■ What this task involves
Everything in the data should be repeated exactly, save for the images.
- - -
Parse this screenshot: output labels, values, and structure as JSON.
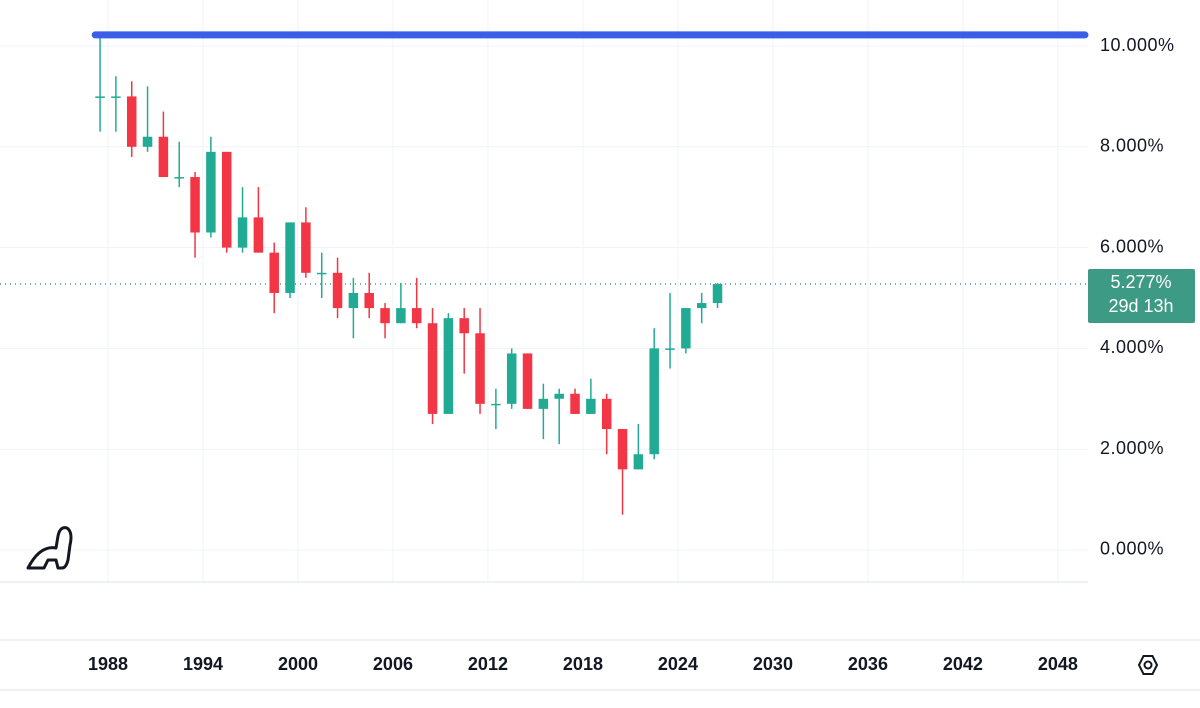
{
  "chart_data": {
    "type": "candlestick",
    "x": [
      1987,
      1988,
      1989,
      1990,
      1991,
      1992,
      1993,
      1994,
      1995,
      1996,
      1997,
      1998,
      1999,
      2000,
      2001,
      2002,
      2003,
      2004,
      2005,
      2006,
      2007,
      2008,
      2009,
      2010,
      2011,
      2012,
      2013,
      2014,
      2015,
      2016,
      2017,
      2018,
      2019,
      2020,
      2021,
      2022,
      2023,
      2024,
      2025,
      2026
    ],
    "open": [
      9.0,
      9.0,
      9.0,
      8.0,
      8.2,
      7.4,
      7.4,
      6.3,
      7.9,
      6.0,
      6.6,
      5.9,
      5.1,
      6.5,
      5.5,
      5.5,
      4.8,
      5.1,
      4.8,
      4.5,
      4.8,
      4.5,
      2.7,
      4.6,
      4.3,
      2.9,
      2.9,
      3.9,
      2.8,
      3.0,
      3.1,
      2.7,
      3.0,
      2.4,
      1.6,
      1.9,
      4.0,
      4.0,
      4.8,
      4.9
    ],
    "high": [
      10.2,
      9.4,
      9.3,
      9.2,
      8.7,
      8.1,
      7.5,
      8.2,
      7.9,
      7.2,
      7.2,
      6.1,
      6.5,
      6.8,
      5.9,
      5.8,
      5.4,
      5.5,
      4.9,
      5.3,
      5.4,
      4.8,
      4.7,
      4.8,
      4.8,
      3.2,
      4.0,
      3.9,
      3.3,
      3.2,
      3.2,
      3.4,
      3.1,
      2.4,
      2.5,
      4.4,
      5.1,
      4.8,
      5.1,
      5.3
    ],
    "low": [
      8.3,
      8.3,
      7.8,
      7.9,
      7.4,
      7.2,
      5.8,
      6.2,
      5.9,
      5.9,
      5.9,
      4.7,
      5.0,
      5.4,
      5.0,
      4.6,
      4.2,
      4.6,
      4.2,
      4.5,
      4.4,
      2.5,
      2.7,
      3.5,
      2.7,
      2.4,
      2.8,
      2.8,
      2.2,
      2.1,
      2.7,
      2.7,
      1.9,
      0.7,
      1.6,
      1.8,
      3.6,
      3.9,
      4.5,
      4.8
    ],
    "close": [
      9.0,
      9.0,
      8.0,
      8.2,
      7.4,
      7.4,
      6.3,
      7.9,
      6.0,
      6.6,
      5.9,
      5.1,
      6.5,
      5.5,
      5.5,
      4.8,
      5.1,
      4.8,
      4.5,
      4.8,
      4.5,
      2.7,
      4.6,
      4.3,
      2.9,
      2.9,
      3.9,
      2.8,
      3.0,
      3.1,
      2.7,
      3.0,
      2.4,
      1.6,
      1.9,
      4.0,
      4.0,
      4.8,
      4.9,
      5.277
    ],
    "up_color": "#22ab94",
    "down_color": "#f23645",
    "xlim": [
      1981.18,
      2049.9
    ],
    "xticks": [
      1988,
      1994,
      2000,
      2006,
      2012,
      2018,
      2024,
      2030,
      2036,
      2042,
      2048
    ],
    "ylim": [
      -0.635,
      10.913
    ],
    "yticks": [
      {
        "value": 0,
        "label": "0.000%"
      },
      {
        "value": 2,
        "label": "2.000%"
      },
      {
        "value": 4,
        "label": "4.000%"
      },
      {
        "value": 6,
        "label": "6.000%"
      },
      {
        "value": 8,
        "label": "8.000%"
      },
      {
        "value": 10,
        "label": "10.000%"
      }
    ],
    "grid": true,
    "hline": {
      "value": 10.22,
      "color": "#3a5ee8"
    },
    "last_price": {
      "value": 5.277,
      "label": "5.277%",
      "countdown": "29d 13h",
      "color": "#3d9a84"
    }
  }
}
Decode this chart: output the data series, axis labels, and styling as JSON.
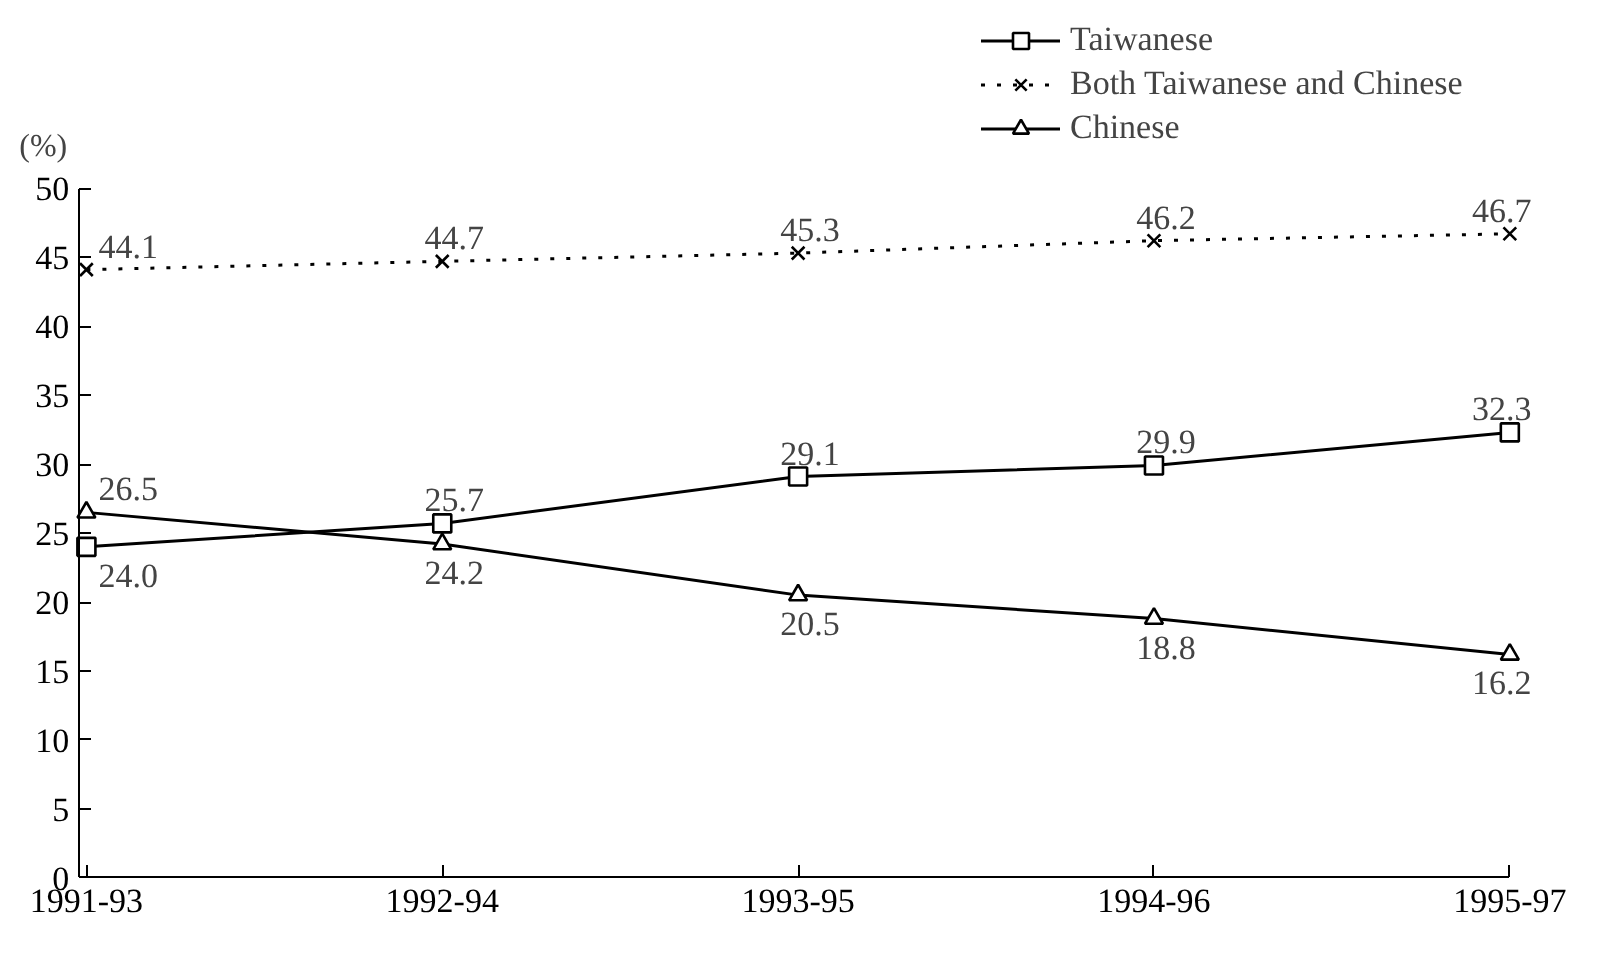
{
  "chart_data": {
    "type": "line",
    "ylabel": "(%)",
    "categories": [
      "1991-93",
      "1992-94",
      "1993-95",
      "1994-96",
      "1995-97"
    ],
    "series": [
      {
        "name": "Taiwanese",
        "color": "#000000",
        "marker": "square",
        "line_style": "solid",
        "values": [
          24.0,
          25.7,
          29.1,
          29.9,
          32.3
        ],
        "value_labels": [
          "24.0",
          "25.7",
          "29.1",
          "29.9",
          "32.3"
        ]
      },
      {
        "name": "Both Taiwanese and Chinese",
        "color": "#000000",
        "marker": "x",
        "line_style": "dotted",
        "values": [
          44.1,
          44.7,
          45.3,
          46.2,
          46.7
        ],
        "value_labels": [
          "44.1",
          "44.7",
          "45.3",
          "46.2",
          "46.7"
        ]
      },
      {
        "name": "Chinese",
        "color": "#000000",
        "marker": "triangle",
        "line_style": "solid",
        "values": [
          26.5,
          24.2,
          20.5,
          18.8,
          16.2
        ],
        "value_labels": [
          "26.5",
          "24.2",
          "20.5",
          "18.8",
          "16.2"
        ]
      }
    ],
    "ylim": [
      0,
      50
    ],
    "yticks": [
      0,
      5,
      10,
      15,
      20,
      25,
      30,
      35,
      40,
      45,
      50
    ],
    "grid": false,
    "legend": "top right"
  }
}
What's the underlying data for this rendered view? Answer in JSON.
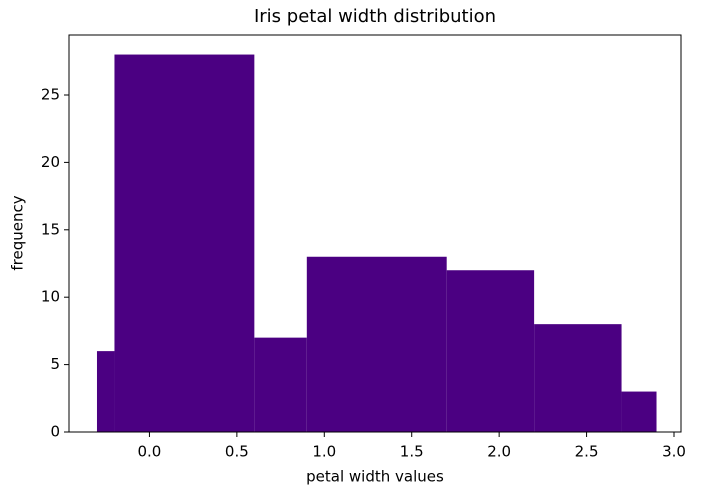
{
  "chart_data": {
    "type": "histogram",
    "title": "Iris petal width distribution",
    "xlabel": "petal width values",
    "ylabel": "frequency",
    "bins": [
      -0.3,
      -0.2,
      0.6,
      0.9,
      1.7,
      2.2,
      2.7,
      2.9
    ],
    "values": [
      6,
      28,
      7,
      13,
      12,
      8,
      3
    ],
    "color": "#4b0082",
    "xlim": [
      -0.46,
      3.04
    ],
    "ylim": [
      0,
      29.45
    ],
    "xticks": [
      {
        "value": 0,
        "label": "0.0"
      },
      0.5,
      {
        "value": 1,
        "label": "1.0"
      },
      1.5,
      {
        "value": 2,
        "label": "2.0"
      },
      2.5,
      {
        "value": 3,
        "label": "3.0"
      }
    ],
    "yticks": [
      0,
      5,
      10,
      15,
      20,
      25
    ]
  }
}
- - -
■ Final result
Parse this screenshot: output labels, values, and structure as JSON.
{
  "chart_data": {
    "type": "candlestick",
    "x": [
      1987,
      1988,
      1989,
      1990,
      1991,
      1992,
      1993,
      1994,
      1995,
      1996,
      1997,
      1998,
      1999,
      2000,
      2001,
      2002,
      2003,
      2004,
      2005,
      2006,
      2007,
      2008,
      2009,
      2010,
      2011,
      2012,
      2013,
      2014,
      2015,
      2016,
      2017,
      2018,
      2019,
      2020,
      2021,
      2022,
      2023,
      2024,
      2025,
      2026
    ],
    "open": [
      9.0,
      9.0,
      9.0,
      8.0,
      8.2,
      7.4,
      7.4,
      6.3,
      7.9,
      6.0,
      6.6,
      5.9,
      5.1,
      6.5,
      5.5,
      5.5,
      4.8,
      5.1,
      4.8,
      4.5,
      4.8,
      4.5,
      2.7,
      4.6,
      4.3,
      2.9,
      2.9,
      3.9,
      2.8,
      3.0,
      3.1,
      2.7,
      3.0,
      2.4,
      1.6,
      1.9,
      4.0,
      4.0,
      4.8,
      4.9
    ],
    "high": [
      10.2,
      9.4,
      9.3,
      9.2,
      8.7,
      8.1,
      7.5,
      8.2,
      7.9,
      7.2,
      7.2,
      6.1,
      6.5,
      6.8,
      5.9,
      5.8,
      5.4,
      5.5,
      4.9,
      5.3,
      5.4,
      4.8,
      4.7,
      4.8,
      4.8,
      3.2,
      4.0,
      3.9,
      3.3,
      3.2,
      3.2,
      3.4,
      3.1,
      2.4,
      2.5,
      4.4,
      5.1,
      4.8,
      5.1,
      5.3
    ],
    "low": [
      8.3,
      8.3,
      7.8,
      7.9,
      7.4,
      7.2,
      5.8,
      6.2,
      5.9,
      5.9,
      5.9,
      4.7,
      5.0,
      5.4,
      5.0,
      4.6,
      4.2,
      4.6,
      4.2,
      4.5,
      4.4,
      2.5,
      2.7,
      3.5,
      2.7,
      2.4,
      2.8,
      2.8,
      2.2,
      2.1,
      2.7,
      2.7,
      1.9,
      0.7,
      1.6,
      1.8,
      3.6,
      3.9,
      4.5,
      4.8
    ],
    "close": [
      9.0,
      9.0,
      8.0,
      8.2,
      7.4,
      7.4,
      6.3,
      7.9,
      6.0,
      6.6,
      5.9,
      5.1,
      6.5,
      5.5,
      5.5,
      4.8,
      5.1,
      4.8,
      4.5,
      4.8,
      4.5,
      2.7,
      4.6,
      4.3,
      2.9,
      2.9,
      3.9,
      2.8,
      3.0,
      3.1,
      2.7,
      3.0,
      2.4,
      1.6,
      1.9,
      4.0,
      4.0,
      4.8,
      4.9,
      5.277
    ],
    "up_color": "#22ab94",
    "down_color": "#f23645",
    "xlim": [
      1981.18,
      2049.9
    ],
    "xticks": [
      1988,
      1994,
      2000,
      2006,
      2012,
      2018,
      2024,
      2030,
      2036,
      2042,
      2048
    ],
    "ylim": [
      -0.635,
      10.913
    ],
    "yticks": [
      {
        "value": 0,
        "label": "0.000%"
      },
      {
        "value": 2,
        "label": "2.000%"
      },
      {
        "value": 4,
        "label": "4.000%"
      },
      {
        "value": 6,
        "label": "6.000%"
      },
      {
        "value": 8,
        "label": "8.000%"
      },
      {
        "value": 10,
        "label": "10.000%"
      }
    ],
    "grid": true,
    "hline": {
      "value": 10.22,
      "color": "#3a5ee8"
    },
    "last_price": {
      "value": 5.277,
      "label": "5.277%",
      "countdown": "29d 13h",
      "color": "#3d9a84"
    }
  }
}
Decode this chart: output the data series, axis labels, and styling as JSON.
{
  "chart_data": {
    "type": "line",
    "ylabel": "(%)",
    "categories": [
      "1991-93",
      "1992-94",
      "1993-95",
      "1994-96",
      "1995-97"
    ],
    "series": [
      {
        "name": "Taiwanese",
        "color": "#000000",
        "marker": "square",
        "line_style": "solid",
        "values": [
          24.0,
          25.7,
          29.1,
          29.9,
          32.3
        ],
        "value_labels": [
          "24.0",
          "25.7",
          "29.1",
          "29.9",
          "32.3"
        ]
      },
      {
        "name": "Both Taiwanese and Chinese",
        "color": "#000000",
        "marker": "x",
        "line_style": "dotted",
        "values": [
          44.1,
          44.7,
          45.3,
          46.2,
          46.7
        ],
        "value_labels": [
          "44.1",
          "44.7",
          "45.3",
          "46.2",
          "46.7"
        ]
      },
      {
        "name": "Chinese",
        "color": "#000000",
        "marker": "triangle",
        "line_style": "solid",
        "values": [
          26.5,
          24.2,
          20.5,
          18.8,
          16.2
        ],
        "value_labels": [
          "26.5",
          "24.2",
          "20.5",
          "18.8",
          "16.2"
        ]
      }
    ],
    "ylim": [
      0,
      50
    ],
    "yticks": [
      0,
      5,
      10,
      15,
      20,
      25,
      30,
      35,
      40,
      45,
      50
    ],
    "grid": false,
    "legend": "top right"
  }
}
What's the underlying data for this rendered view? Answer in JSON.
{
  "chart_data": {
    "type": "histogram",
    "title": "Iris petal width distribution",
    "xlabel": "petal width values",
    "ylabel": "frequency",
    "bins": [
      -0.3,
      -0.2,
      0.6,
      0.9,
      1.7,
      2.2,
      2.7,
      2.9
    ],
    "values": [
      6,
      28,
      7,
      13,
      12,
      8,
      3
    ],
    "color": "#4b0082",
    "xlim": [
      -0.46,
      3.04
    ],
    "ylim": [
      0,
      29.45
    ],
    "xticks": [
      {
        "value": 0,
        "label": "0.0"
      },
      0.5,
      {
        "value": 1,
        "label": "1.0"
      },
      1.5,
      {
        "value": 2,
        "label": "2.0"
      },
      2.5,
      {
        "value": 3,
        "label": "3.0"
      }
    ],
    "yticks": [
      0,
      5,
      10,
      15,
      20,
      25
    ]
  }
}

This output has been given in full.